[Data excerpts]
____________________
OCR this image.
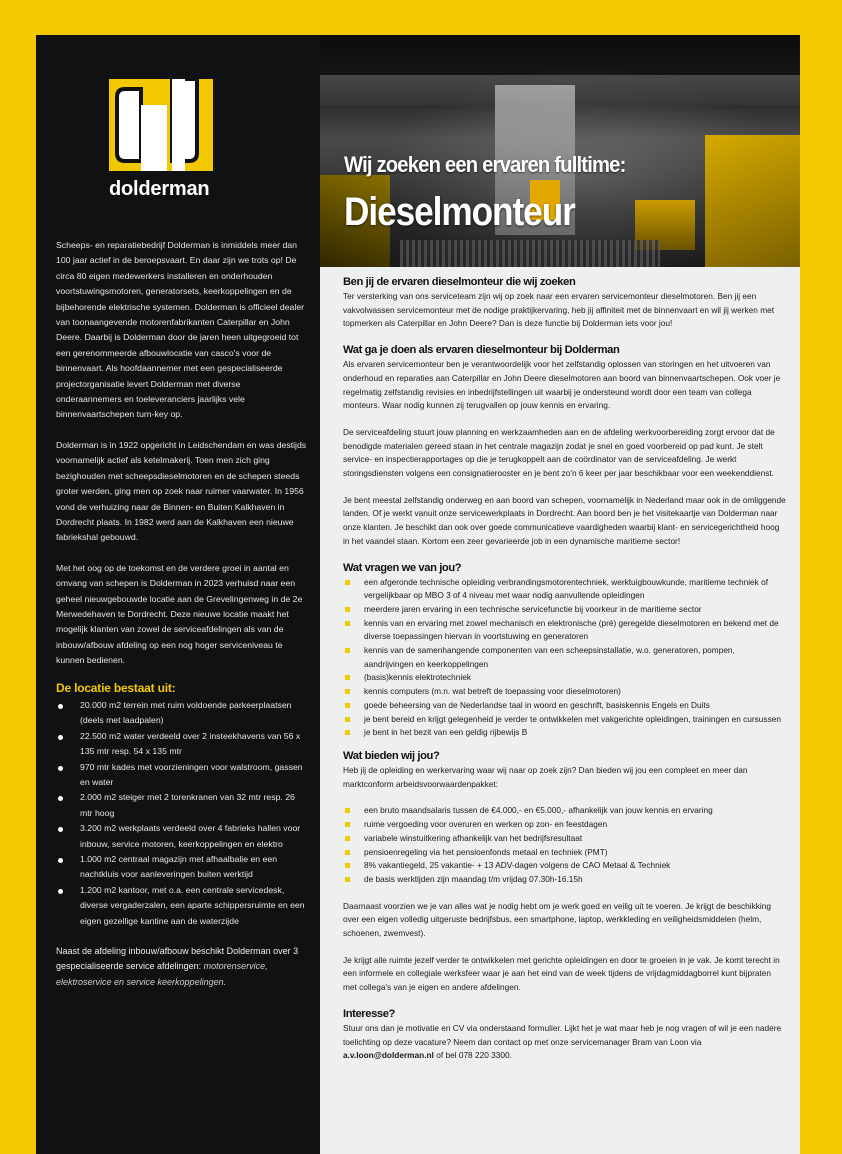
dolderman

Scheeps- en reparatiebedrijf Dolderman is inmiddels meer dan 100 jaar actief in de beroepsvaart. En daar zijn we trots op! De circa 80 eigen medewerkers installeren en onderhouden voortstuwingsmotoren, generatorsets, keerkoppelingen en de bijbehorende elektrische systemen. Dolderman is officieel dealer van toonaangevende motorenfabrikanten Caterpillar en John Deere. Daarbij is Dolderman door de jaren heen uitgegroeid tot een gerenommeerde afbouwlocatie van casco's voor de binnenvaart. Als hoofdaannemer met een gespecialiseerde projectorganisatie levert Dolderman met diverse onderaannemers en toeleveranciers jaarlijks vele binnenvaartschepen turn-key op.

Dolderman is in 1922 opgericht in Leidschendam en was destijds voornamelijk actief als ketelmakerij. Toen men zich ging bezighouden met scheepsdieselmotoren en de schepen steeds groter werden, ging men op zoek naar ruimer vaarwater. In 1956 vond de verhuizing naar de Binnen- en Buiten Kalkhaven in Dordrecht plaats. In 1982 werd aan de Kalkhaven een nieuwe fabriekshal gebouwd.

Met het oog op de toekomst en de verdere groei in aantal en omvang van schepen is Dolderman in 2023 verhuisd naar een geheel nieuwgebouwde locatie aan de Grevelingenweg in de 2e Merwedehaven te Dordrecht. Deze nieuwe locatie maakt het mogelijk klanten van zowel de serviceafdelingen als van de inbouw/afbouw afdeling op een nog hoger serviceniveau te kunnen bedienen.

De locatie bestaat uit:
20.000 m2 terrein met ruim voldoende parkeerplaatsen (deels met laadpalen)
22.500 m2 water verdeeld over 2 insteekhavens van 56 x 135 mtr resp. 54 x 135 mtr
970 mtr kades met voorzieningen voor walstroom, gassen en water
2.000 m2 steiger met 2 torenkranen van 32 mtr resp. 26 mtr hoog
3.200 m2 werkplaats verdeeld over 4 fabrieks hallen voor inbouw, service motoren, keerkoppelingen en elektro
1.000 m2 centraal magazijn met afhaalbalie en een nachtkluis voor aanleveringen buiten werktijd
1.200 m2 kantoor, met o.a. een centrale servicedesk, diverse vergaderzalen, een aparte schippersruimte en een eigen gezellige kantine aan de waterzijde
Naast de afdeling inbouw/afbouw beschikt Dolderman over 3 gespecialiseerde service afdelingen: motorenservice, elektroservice en service keerkoppelingen.
Wij zoeken een ervaren fulltime:
Dieselmonteur
Ben jij de ervaren dieselmonteur die wij zoeken

Ter versterking van ons serviceteam zijn wij op zoek naar een ervaren servicemonteur dieselmotoren. Ben jij een vakvolwassen servicemonteur met de nodige praktijkervaring, heb jij affiniteit met de binnenvaart en wil jij werken met topmerken als Caterpillar en John Deere? Dan is deze functie bij Dolderman iets voor jou!

Wat ga je doen als ervaren dieselmonteur bij Dolderman

Als ervaren servicemonteur ben je verantwoordelijk voor het zelfstandig oplossen van storingen en het uitvoeren van onderhoud en reparaties aan Caterpillar en John Deere dieselmotoren aan boord van binnenvaartschepen. Ook voer je regelmatig zelfstandig revisies en inbedrijfstellingen uit waarbij je ondersteund wordt door een team van collega monteurs. Waar nodig kunnen zij terugvallen op jouw kennis en ervaring.

De serviceafdeling stuurt jouw planning en werkzaamheden aan en de afdeling werkvoorbereiding zorgt ervoor dat de benodigde materialen gereed staan in het centrale magazijn zodat je snel en goed voorbereid op pad kunt. Je stelt service- en inspectierapportages op die je terugkoppelt aan de coördinator van de serviceafdeling. Je werkt storingsdiensten volgens een consignatierooster en je bent zo'n 6 keer per jaar beschikbaar voor een weekenddienst.

Je bent meestal zelfstandig onderweg en aan boord van schepen, voornamelijk in Nederland maar ook in de omliggende landen. Of je werkt vanuit onze servicewerkplaats in Dordrecht. Aan boord ben je het visitekaartje van Dolderman naar onze klanten. Je beschikt dan ook over goede communicatieve vaardigheden waarbij klant- en servicegerichtheid hoog in het vaandel staan. Kortom een zeer gevarieerde job in een dynamische maritieme sector!

Wat vragen we van jou?
een afgeronde technische opleiding verbrandingsmotorentechniek, werktuigbouwkunde, maritieme techniek of vergelijkbaar op MBO 3 of 4 niveau met waar nodig aanvullende opleidingen
meerdere jaren ervaring in een technische servicefunctie bij voorkeur in de maritieme sector
kennis van en ervaring met zowel mechanisch en elektronische (pré) geregelde dieselmotoren en bekend met de diverse toepassingen hiervan in voortstuwing en generatoren
kennis van de samenhangende componenten van een scheepsinstallatie, w.o. generatoren, pompen, aandrijvingen en keerkoppelingen
(basis)kennis elektrotechniek
kennis computers (m.n. wat betreft de toepassing voor dieselmotoren)
goede beheersing van de Nederlandse taal in woord en geschrift, basiskennis Engels en Duits
je bent bereid en krijgt gelegenheid je verder te ontwikkelen met vakgerichte opleidingen, trainingen en cursussen
je bent in het bezit van een geldig rijbewijs B
Wat bieden wij jou?

Heb jij de opleiding en werkervaring waar wij naar op zoek zijn? Dan bieden wij jou een compleet en meer dan marktconform arbeidsvoorwaardenpakket:

een bruto maandsalaris tussen de €4.000,- en €5.000,- afhankelijk van jouw kennis en ervaring
ruime vergoeding voor overuren en werken op zon- en feestdagen
variabele winstuitkering afhankelijk van het bedrijfsresultaat
pensioenregeling via het pensioenfonds metaal en techniek (PMT)
8% vakantiegeld, 25 vakantie- + 13 ADV-dagen volgens de CAO Metaal & Techniek
de basis werktijden zijn maandag t/m vrijdag 07.30h-16.15h

Daarnaast voorzien we je van alles wat je nodig hebt om je werk goed en veilig uit te voeren. Je krijgt de beschikking over een eigen volledig uitgeruste bedrijfsbus, een smartphone, laptop, werkkleding en veiligheidsmiddelen (helm, schoenen, zwemvest).

Je krijgt alle ruimte jezelf verder te ontwikkelen met gerichte opleidingen en door te groeien in je vak. Je komt terecht in een informele en collegiale werksfeer waar je aan het eind van de week tijdens de vrijdagmiddagborrel kunt bijpraten met collega's van je eigen en andere afdelingen.

Interesse?

Stuur ons dan je motivatie en CV via onderstaand formulier. Lijkt het je wat maar heb je nog vragen of wil je een nadere toelichting op deze vacature? Neem dan contact op met onze servicemanager Bram van Loon via a.v.loon@dolderman.nl of bel 078 220 3300.
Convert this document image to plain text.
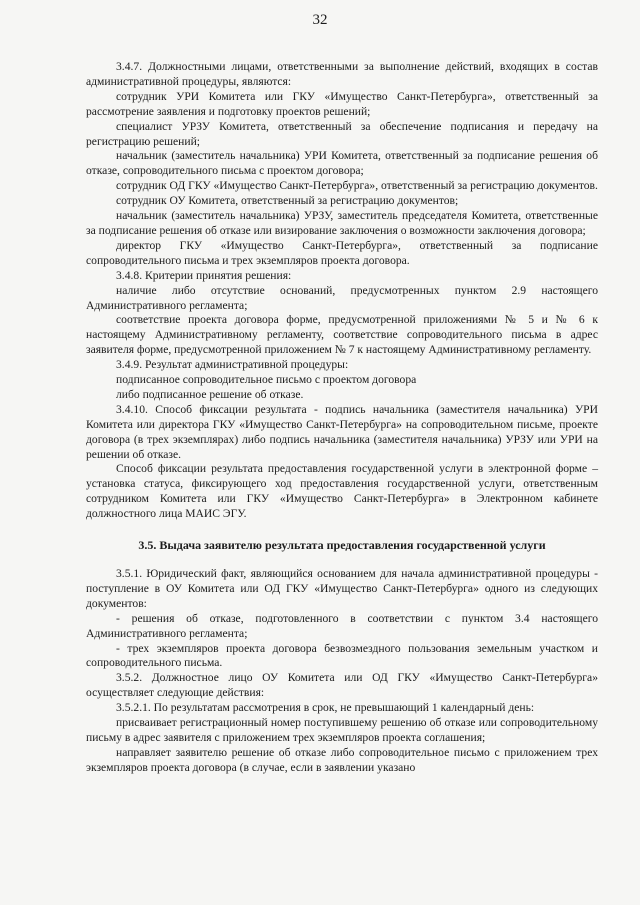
32

3.4.7. Должностными лицами, ответственными за выполнение действий, входящих в состав административной процедуры, являются:

сотрудник УРИ Комитета или ГКУ «Имущество Санкт-Петербурга», ответственный за рассмотрение заявления и подготовку проектов решений;

специалист УРЗУ Комитета, ответственный за обеспечение подписания и передачу на регистрацию решений;

начальник (заместитель начальника) УРИ Комитета, ответственный за подписание решения об отказе, сопроводительного письма с проектом договора;

сотрудник ОД ГКУ «Имущество Санкт-Петербурга», ответственный за регистрацию документов.

сотрудник ОУ Комитета, ответственный за регистрацию документов;

начальник (заместитель начальника) УРЗУ, заместитель председателя Комитета, ответственные за подписание решения об отказе или визирование заключения о возможности заключения договора;

директор ГКУ «Имущество Санкт-Петербурга», ответственный за подписание сопроводительного письма и трех экземпляров проекта договора.

3.4.8. Критерии принятия решения:

наличие либо отсутствие оснований, предусмотренных пунктом 2.9 настоящего Административного регламента;

соответствие проекта договора форме, предусмотренной приложениями № 5 и № 6 к настоящему Административному регламенту, соответствие сопроводительного письма в адрес заявителя форме, предусмотренной приложением № 7 к настоящему Административному регламенту.

3.4.9. Результат административной процедуры:

подписанное сопроводительное письмо с проектом договора

либо подписанное решение об отказе.

3.4.10. Способ фиксации результата - подпись начальника (заместителя начальника) УРИ Комитета или директора ГКУ «Имущество Санкт-Петербурга» на сопроводительном письме, проекте договора (в трех экземплярах) либо подпись начальника (заместителя начальника) УРЗУ или УРИ на решении об отказе.

Способ фиксации результата предоставления государственной услуги в электронной форме – установка статуса, фиксирующего ход предоставления государственной услуги, ответственным сотрудником Комитета или ГКУ «Имущество Санкт-Петербурга» в Электронном кабинете должностного лица МАИС ЭГУ.

3.5. Выдача заявителю результата предоставления государственной услуги

3.5.1. Юридический факт, являющийся основанием для начала административной процедуры - поступление в ОУ Комитета или ОД ГКУ «Имущество Санкт-Петербурга» одного из следующих документов:

- решения об отказе, подготовленного в соответствии с пунктом 3.4 настоящего Административного регламента;

- трех экземпляров проекта договора безвозмездного пользования земельным участком и сопроводительного письма.

3.5.2. Должностное лицо ОУ Комитета или ОД ГКУ «Имущество Санкт-Петербурга» осуществляет следующие действия:

3.5.2.1. По результатам рассмотрения в срок, не превышающий 1 календарный день:

присваивает регистрационный номер поступившему решению об отказе или сопроводительному письму в адрес заявителя с приложением трех экземпляров проекта соглашения;

направляет заявителю решение об отказе либо сопроводительное письмо с приложением трех экземпляров проекта договора (в случае, если в заявлении указано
____________________
From the listing, copy each line containing the word "форме".

Written response:
соответствие проекта договора форме, предусмотренной приложениями № 5 и № 6 к настоящему Административному регламенту, соответствие сопроводительного письма в адрес заявителя форме, предусмотренной приложением № 7 к настоящему Административному регламенту.
Способ фиксации результата предоставления государственной услуги в электронной форме – установка статуса, фиксирующего ход предоставления государственной услуги, ответственным сотрудником Комитета или ГКУ «Имущество Санкт-Петербурга» в Электронном кабинете должностного лица МАИС ЭГУ.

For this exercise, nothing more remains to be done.